WORK TO COMPLETE >>
[1] According to the blog excerpt on COBOL and a Brecht staging, what is the average age of a COBOL programmer?
[2] Continue the blog excerpt on COBOL and a Brecht staging from its last sentence.

There, but for the grace…

Via Monkey Bites, Gary Anthes reports the results of a Computerworld survey of IT managers at 352 companies. The short answer: COBOL is still with us:

62% of the respondents reported that they actively use Cobol. Of those, three quarters said they use it “a lot” and 58% said they’re using it to develop new applications.

What brought me up short in this story (which seemed to feature a disproportionate number of state agencies) was the finding that the average age of a COBOL programmer is about 50. HR managers are concerned about COBOL new hires: those that have the skills are nearing retirement age. I touched my last COBOL compiler in 1997 and wrote my last app in the language in 1990. Heck, I didn’t realize that Computerworld was still around.

The Resistible Rise of Arturo Ui

Catalyst Theater Company brings Bertolt Brecht’s chilling satire of the early career of Adolf Hitler to the friendly confines of the Capitol Hill Arts Workshop. Written in exile from Germany while World War II still burned, Arturo Ui imagines Hitler as a comical gangster who sets out to organize the vegetable-sellers’ rackets in Chicago. With a thick Bronx accent, Arturo Ui and his henchmen are figures of fun out of a bad Jimmy Cagney movie—at least until the death toll begins to mount and Ui invades neighboring Austria (or Cicero, as the play would have it).

Scot McKenzie’s inhabiting of Ui is at its most frightening when he pauses in a climactic monologue and just stares us down. This before launching a stunning Hitlerian tirade that swamps the black box theater and the handful of cast members who provide background applause.

The evenly-matched ensemble cast of eight executes multiple duties, serving as scene shifters, lighting operators, and a three-piece orchestra. Some of the scene shifts take longer than we would like, but most transitions are covered by slide-show projections that establish the connection between events in the play and those in 1930’s Germany. Standouts include Grady Weatherford’s sotted Fish, scapegoated for the play’s Reichstag Fire stand-in; as well as Scott McCormick and his robust baritone, placed in the service of Butcher, Giri, and other roles, and a brisk second-act opening song.

DATA SHOWN >>
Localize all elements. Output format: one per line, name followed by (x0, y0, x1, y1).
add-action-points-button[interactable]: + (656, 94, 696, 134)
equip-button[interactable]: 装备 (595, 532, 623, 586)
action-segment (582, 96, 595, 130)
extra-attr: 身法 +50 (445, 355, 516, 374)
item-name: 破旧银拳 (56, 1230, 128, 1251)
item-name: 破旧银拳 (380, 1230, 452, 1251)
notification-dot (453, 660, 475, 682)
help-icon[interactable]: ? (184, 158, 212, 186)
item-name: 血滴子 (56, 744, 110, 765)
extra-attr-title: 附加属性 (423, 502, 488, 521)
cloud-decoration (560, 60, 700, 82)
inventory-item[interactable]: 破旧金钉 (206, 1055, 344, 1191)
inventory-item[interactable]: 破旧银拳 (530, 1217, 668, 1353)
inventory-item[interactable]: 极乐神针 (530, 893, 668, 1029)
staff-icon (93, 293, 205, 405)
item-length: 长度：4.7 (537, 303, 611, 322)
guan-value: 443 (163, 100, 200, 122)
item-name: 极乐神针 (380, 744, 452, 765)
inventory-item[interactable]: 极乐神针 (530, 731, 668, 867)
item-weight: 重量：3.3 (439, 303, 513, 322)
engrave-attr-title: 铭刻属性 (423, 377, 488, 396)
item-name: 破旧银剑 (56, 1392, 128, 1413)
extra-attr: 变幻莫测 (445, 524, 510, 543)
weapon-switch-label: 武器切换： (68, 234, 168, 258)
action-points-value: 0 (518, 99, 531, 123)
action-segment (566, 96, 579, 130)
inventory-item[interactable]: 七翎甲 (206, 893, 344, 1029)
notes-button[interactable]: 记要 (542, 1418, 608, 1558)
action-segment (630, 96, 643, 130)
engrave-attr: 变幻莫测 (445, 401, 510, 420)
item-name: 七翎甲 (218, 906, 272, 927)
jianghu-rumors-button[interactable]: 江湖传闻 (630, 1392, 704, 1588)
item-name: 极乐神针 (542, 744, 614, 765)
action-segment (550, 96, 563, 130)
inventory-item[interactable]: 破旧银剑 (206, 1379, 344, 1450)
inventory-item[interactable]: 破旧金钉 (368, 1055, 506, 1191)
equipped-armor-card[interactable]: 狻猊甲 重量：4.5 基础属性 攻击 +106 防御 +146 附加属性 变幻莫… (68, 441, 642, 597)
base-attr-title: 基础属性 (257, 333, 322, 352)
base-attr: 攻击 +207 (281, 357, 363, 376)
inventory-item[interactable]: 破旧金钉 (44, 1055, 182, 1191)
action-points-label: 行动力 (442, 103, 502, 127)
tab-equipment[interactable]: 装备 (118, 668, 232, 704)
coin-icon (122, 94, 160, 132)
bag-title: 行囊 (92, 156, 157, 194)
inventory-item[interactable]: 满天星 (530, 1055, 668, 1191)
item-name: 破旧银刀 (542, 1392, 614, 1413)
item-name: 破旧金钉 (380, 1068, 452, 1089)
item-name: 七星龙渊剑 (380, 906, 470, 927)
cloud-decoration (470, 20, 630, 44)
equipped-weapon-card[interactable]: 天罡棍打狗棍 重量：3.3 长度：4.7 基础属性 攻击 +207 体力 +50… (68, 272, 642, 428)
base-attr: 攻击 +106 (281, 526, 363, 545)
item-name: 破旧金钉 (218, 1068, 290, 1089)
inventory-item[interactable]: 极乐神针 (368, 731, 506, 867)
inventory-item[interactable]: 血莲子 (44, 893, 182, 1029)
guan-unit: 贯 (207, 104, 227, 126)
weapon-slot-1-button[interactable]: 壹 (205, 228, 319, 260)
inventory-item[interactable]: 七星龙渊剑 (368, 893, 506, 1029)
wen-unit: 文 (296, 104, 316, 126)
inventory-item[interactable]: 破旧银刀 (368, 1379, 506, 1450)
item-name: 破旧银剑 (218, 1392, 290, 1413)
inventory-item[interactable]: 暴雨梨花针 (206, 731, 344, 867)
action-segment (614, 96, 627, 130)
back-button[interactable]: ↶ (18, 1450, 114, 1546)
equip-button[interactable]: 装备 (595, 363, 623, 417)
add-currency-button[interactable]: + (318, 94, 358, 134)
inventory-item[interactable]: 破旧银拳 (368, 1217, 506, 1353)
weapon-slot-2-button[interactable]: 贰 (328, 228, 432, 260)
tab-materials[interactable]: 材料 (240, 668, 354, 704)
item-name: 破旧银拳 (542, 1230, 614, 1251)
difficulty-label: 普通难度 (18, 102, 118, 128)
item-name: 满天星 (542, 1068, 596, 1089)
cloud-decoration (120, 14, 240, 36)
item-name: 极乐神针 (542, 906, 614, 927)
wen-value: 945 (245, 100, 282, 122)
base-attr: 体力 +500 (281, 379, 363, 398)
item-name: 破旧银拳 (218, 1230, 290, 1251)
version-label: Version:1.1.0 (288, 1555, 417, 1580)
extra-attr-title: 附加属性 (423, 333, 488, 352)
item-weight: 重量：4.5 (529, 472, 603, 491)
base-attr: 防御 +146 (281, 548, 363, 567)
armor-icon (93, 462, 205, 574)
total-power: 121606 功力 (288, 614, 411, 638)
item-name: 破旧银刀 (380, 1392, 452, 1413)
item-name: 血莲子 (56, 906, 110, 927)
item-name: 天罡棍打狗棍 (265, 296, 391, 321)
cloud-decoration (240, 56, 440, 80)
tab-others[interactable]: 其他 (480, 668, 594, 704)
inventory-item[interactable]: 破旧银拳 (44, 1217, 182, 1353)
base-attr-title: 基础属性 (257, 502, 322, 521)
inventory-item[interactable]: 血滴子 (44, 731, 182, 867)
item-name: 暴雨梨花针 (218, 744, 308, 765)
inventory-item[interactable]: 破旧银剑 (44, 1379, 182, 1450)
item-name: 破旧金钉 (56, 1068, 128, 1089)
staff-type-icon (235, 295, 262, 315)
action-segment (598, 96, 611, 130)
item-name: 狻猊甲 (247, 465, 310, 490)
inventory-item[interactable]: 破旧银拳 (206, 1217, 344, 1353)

ANSWER LIST >>
[1] About 50.

[2]
  • The Resistible Rise of Arturo Ui, by Bertolt Brecht, directed by Christopher Gallu, Catalyst Theater Company, Washington

A leitmotiv

So I’m working my way through Don DeLillo’s Underworld, and the Fred F. French Building keeps making recurring appearances along with the atomic bombs and piles of garbage and various movies and Bobby Thomson’s home run. And I asked, “Who was Fred F. French?” in much the same way that the character Rochelle does. Well, James Morrison answers the question.

A mystery

So I went down into the basement yesterday evening to check something in a book (the end of Willie Stark), and then I went over to the workroom side to make sure that the sump pump was working and everything was dry. (A couple days of steady rian for us.) I didn’t turn the light on, but I could see something in the bottom of the utility sink, like a big crumpled up leaf. Now every once in a while a camel cricket will get trapped in the sink. I’ll run the water in the sink, and the cricket will hop around angrily, and I will ignore it. “Hey, you were the one who hopped into the sink.” Sometimes I will feel compassionate, and I will catch the cricket and let it outside.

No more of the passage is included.